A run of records
++++++++++

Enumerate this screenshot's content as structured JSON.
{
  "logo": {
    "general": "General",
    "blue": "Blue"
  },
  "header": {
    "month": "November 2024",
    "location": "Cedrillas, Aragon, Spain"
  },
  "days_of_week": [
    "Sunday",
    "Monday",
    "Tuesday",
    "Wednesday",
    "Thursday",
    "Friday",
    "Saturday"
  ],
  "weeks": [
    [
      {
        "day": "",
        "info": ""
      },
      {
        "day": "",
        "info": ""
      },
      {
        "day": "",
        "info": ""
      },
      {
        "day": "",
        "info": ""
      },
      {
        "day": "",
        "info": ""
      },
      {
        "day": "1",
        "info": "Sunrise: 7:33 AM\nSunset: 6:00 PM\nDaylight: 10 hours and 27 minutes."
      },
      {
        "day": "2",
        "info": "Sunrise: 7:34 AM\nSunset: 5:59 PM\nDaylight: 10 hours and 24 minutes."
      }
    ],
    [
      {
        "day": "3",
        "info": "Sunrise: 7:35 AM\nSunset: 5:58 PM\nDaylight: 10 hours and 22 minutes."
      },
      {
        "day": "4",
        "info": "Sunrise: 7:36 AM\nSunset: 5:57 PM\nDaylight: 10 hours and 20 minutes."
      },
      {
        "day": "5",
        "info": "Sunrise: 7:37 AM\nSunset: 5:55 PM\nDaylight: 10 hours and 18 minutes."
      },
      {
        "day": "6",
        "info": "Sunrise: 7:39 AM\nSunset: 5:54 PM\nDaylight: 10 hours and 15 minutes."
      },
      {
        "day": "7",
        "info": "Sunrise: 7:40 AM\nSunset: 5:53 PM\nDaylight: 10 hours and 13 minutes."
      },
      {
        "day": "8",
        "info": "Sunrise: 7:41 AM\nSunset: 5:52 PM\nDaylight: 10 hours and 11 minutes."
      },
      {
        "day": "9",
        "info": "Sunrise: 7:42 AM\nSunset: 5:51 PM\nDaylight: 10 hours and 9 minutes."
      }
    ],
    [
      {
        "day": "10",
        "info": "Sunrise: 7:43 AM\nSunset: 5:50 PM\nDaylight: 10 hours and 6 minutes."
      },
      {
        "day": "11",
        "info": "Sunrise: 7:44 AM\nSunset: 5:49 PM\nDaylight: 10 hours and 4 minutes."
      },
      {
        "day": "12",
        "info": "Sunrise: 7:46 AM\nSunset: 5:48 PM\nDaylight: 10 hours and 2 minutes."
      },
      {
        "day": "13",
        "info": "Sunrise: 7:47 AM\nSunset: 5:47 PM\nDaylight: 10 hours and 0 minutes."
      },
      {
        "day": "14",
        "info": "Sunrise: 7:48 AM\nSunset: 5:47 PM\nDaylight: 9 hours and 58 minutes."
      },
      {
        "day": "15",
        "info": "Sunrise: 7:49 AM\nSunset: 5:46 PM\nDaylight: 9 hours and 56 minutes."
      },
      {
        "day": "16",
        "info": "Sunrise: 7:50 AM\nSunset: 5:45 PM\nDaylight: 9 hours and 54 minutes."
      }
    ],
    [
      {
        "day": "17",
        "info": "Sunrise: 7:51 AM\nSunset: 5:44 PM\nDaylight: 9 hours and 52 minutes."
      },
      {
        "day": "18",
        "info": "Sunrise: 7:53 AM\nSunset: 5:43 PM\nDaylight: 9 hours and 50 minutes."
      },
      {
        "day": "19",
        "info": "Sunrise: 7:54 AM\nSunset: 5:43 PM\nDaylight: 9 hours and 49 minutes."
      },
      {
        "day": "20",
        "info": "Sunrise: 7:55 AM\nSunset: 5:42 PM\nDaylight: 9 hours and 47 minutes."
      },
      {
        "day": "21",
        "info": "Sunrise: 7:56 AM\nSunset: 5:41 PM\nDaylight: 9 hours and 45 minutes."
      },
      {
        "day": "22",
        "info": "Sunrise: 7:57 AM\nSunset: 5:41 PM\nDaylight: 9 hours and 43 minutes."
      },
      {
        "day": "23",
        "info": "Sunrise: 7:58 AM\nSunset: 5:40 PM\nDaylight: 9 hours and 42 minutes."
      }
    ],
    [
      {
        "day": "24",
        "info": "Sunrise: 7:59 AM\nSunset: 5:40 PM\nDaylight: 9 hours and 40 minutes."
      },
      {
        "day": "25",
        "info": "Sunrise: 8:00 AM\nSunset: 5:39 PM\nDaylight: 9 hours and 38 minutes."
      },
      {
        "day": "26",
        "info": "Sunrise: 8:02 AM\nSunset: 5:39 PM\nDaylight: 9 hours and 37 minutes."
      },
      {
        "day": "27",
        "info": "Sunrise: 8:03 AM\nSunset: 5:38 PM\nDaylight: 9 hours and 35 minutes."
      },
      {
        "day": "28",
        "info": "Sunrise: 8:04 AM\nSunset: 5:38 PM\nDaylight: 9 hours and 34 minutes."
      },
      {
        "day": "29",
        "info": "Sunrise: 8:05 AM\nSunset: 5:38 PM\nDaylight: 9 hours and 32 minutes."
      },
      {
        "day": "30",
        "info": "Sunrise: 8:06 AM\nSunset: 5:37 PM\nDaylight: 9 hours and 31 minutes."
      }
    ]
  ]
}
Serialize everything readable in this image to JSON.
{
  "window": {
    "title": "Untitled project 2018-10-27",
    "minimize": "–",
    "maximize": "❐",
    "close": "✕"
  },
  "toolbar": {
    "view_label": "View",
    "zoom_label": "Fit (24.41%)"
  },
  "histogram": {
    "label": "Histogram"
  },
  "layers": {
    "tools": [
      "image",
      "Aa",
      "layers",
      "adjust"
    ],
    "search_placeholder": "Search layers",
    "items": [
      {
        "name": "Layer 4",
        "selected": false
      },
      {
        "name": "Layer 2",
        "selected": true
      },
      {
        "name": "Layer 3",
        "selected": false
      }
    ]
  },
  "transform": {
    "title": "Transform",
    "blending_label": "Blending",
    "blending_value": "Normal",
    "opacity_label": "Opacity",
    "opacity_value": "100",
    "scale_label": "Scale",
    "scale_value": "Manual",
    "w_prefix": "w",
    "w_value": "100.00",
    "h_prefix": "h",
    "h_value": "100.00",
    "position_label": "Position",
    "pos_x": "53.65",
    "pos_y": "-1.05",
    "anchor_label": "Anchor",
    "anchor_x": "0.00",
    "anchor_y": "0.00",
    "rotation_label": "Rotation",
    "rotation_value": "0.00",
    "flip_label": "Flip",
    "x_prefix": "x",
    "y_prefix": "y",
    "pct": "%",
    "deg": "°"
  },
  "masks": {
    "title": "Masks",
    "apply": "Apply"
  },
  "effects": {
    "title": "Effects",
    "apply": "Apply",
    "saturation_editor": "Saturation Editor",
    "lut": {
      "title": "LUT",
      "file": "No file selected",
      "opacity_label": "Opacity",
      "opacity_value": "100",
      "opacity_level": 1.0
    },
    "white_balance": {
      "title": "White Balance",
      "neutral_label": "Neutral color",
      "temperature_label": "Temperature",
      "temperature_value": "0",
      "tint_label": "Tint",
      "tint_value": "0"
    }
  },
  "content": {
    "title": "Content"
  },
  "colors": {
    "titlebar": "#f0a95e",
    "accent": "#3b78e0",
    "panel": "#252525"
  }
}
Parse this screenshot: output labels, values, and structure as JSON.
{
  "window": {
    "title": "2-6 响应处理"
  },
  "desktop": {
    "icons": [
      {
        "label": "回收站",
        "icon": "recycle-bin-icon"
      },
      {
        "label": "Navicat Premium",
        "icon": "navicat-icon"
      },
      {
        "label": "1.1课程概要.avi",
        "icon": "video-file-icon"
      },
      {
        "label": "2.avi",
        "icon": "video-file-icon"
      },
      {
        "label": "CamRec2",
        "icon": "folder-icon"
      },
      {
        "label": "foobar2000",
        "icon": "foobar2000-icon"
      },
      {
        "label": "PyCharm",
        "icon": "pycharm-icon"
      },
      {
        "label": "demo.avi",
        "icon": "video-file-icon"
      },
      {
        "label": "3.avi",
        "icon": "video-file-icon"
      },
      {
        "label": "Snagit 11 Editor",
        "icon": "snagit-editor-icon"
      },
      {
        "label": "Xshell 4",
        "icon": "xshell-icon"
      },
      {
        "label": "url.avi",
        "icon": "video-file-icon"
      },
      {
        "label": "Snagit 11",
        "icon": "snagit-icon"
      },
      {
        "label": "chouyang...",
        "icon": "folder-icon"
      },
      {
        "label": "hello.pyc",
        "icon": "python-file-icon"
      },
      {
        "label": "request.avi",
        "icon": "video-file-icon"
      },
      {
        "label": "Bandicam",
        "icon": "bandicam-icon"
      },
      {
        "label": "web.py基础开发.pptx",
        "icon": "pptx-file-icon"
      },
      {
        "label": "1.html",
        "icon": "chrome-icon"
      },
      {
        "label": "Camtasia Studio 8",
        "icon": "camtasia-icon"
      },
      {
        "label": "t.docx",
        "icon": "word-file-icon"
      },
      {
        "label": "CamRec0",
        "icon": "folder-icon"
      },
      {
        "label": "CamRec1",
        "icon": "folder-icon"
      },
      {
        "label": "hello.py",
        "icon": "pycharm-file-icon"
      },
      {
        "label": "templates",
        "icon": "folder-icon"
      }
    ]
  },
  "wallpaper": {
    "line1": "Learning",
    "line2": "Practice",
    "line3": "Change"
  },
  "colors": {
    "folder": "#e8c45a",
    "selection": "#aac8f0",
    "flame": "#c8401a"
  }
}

++++++++++

THE EXERCISE
Say how many lines contain "image", and give nothing but that number.

EXERCISE RESULT
2